**Stored data:**
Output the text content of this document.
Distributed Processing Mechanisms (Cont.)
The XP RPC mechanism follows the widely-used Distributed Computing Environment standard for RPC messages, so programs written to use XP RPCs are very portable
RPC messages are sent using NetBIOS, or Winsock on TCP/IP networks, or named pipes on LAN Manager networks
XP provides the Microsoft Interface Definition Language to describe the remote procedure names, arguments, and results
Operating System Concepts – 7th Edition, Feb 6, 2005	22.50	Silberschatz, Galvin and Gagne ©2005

**Task statement:**
Show every line from the listing above in which the string "Distributed" appears.

**Task solution:**
Distributed Processing Mechanisms (Cont.)
The XP RPC mechanism follows the widely-used Distributed Computing Environment standard for RPC messages, so programs written to use XP RPCs are very portable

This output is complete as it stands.